**PROBLEM:** Gather each line containing the string "East" from these entries.

**DATA IN THIS EXERCISE:**
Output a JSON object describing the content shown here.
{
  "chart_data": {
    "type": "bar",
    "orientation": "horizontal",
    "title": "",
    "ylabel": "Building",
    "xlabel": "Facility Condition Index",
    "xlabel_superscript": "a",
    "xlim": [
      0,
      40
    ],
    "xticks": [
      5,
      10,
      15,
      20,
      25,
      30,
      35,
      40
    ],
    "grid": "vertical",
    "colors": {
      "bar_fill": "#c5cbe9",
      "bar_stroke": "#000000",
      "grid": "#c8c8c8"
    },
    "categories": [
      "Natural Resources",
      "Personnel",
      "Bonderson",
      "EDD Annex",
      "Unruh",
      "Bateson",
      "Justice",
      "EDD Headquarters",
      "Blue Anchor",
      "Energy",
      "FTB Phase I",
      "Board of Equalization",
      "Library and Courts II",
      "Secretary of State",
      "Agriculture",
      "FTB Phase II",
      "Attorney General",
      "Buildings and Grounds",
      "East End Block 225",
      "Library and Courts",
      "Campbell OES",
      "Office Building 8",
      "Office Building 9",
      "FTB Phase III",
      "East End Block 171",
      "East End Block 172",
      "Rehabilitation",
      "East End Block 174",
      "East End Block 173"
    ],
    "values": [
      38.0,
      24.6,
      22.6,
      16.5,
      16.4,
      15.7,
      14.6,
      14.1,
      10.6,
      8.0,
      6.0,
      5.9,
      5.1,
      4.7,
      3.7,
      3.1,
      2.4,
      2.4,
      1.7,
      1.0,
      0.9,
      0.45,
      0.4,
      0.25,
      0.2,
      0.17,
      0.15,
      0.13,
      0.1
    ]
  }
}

**ANSWER FOR THE TASK:**
      "East End Block 225",
      "East End Block 171",
      "East End Block 172",
      "East End Block 174",
      "East End Block 173"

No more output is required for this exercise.